Supplied data
☆ ☆ ☆ ☆
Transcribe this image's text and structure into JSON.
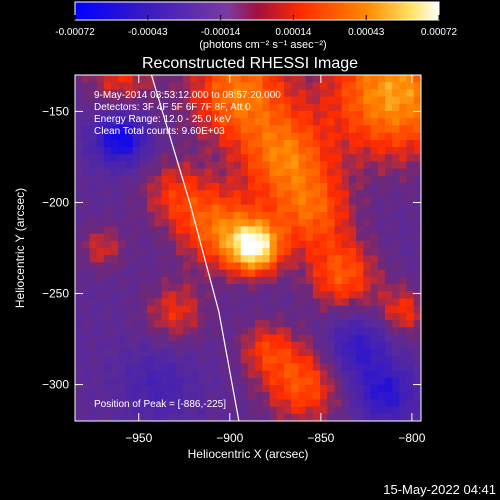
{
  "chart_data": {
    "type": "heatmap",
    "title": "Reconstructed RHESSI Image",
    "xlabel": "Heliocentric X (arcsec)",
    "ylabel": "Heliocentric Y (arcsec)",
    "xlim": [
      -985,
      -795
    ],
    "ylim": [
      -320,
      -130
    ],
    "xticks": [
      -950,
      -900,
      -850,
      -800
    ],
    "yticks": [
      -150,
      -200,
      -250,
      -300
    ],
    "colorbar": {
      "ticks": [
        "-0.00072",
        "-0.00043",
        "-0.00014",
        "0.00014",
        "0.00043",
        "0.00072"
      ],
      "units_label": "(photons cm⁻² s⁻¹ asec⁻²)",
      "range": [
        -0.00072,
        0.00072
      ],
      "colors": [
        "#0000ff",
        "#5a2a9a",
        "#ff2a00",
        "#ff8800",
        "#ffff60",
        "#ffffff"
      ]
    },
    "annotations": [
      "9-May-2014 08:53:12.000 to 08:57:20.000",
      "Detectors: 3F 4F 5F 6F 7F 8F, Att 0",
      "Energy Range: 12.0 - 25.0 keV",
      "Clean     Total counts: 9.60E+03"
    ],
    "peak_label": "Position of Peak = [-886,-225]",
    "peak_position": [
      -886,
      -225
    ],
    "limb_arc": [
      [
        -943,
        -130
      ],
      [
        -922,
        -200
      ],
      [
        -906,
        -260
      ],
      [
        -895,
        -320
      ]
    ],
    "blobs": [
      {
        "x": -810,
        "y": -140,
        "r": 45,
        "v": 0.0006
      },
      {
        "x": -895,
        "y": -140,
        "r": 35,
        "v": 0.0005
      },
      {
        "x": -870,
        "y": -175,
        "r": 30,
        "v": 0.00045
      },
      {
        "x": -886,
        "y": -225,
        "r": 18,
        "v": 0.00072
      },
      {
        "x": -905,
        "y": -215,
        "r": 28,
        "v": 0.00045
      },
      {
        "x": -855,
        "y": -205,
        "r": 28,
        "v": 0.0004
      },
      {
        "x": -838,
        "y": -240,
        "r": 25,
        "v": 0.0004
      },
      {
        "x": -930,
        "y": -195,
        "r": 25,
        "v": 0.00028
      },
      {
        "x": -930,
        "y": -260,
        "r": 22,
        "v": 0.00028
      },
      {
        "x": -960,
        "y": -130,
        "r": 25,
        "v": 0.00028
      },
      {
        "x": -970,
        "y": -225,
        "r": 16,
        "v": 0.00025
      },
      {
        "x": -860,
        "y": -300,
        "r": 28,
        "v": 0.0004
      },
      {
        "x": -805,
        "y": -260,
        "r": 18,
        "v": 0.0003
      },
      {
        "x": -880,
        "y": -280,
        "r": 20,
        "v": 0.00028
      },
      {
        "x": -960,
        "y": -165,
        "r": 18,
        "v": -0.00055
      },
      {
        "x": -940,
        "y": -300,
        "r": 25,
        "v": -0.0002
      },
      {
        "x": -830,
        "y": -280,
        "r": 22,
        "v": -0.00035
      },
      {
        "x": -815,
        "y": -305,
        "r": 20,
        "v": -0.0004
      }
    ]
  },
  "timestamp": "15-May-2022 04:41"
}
☆ ☆ ☆ ☆
Set task
Report only the count of lines that include the string "arcsec".

Written answer
2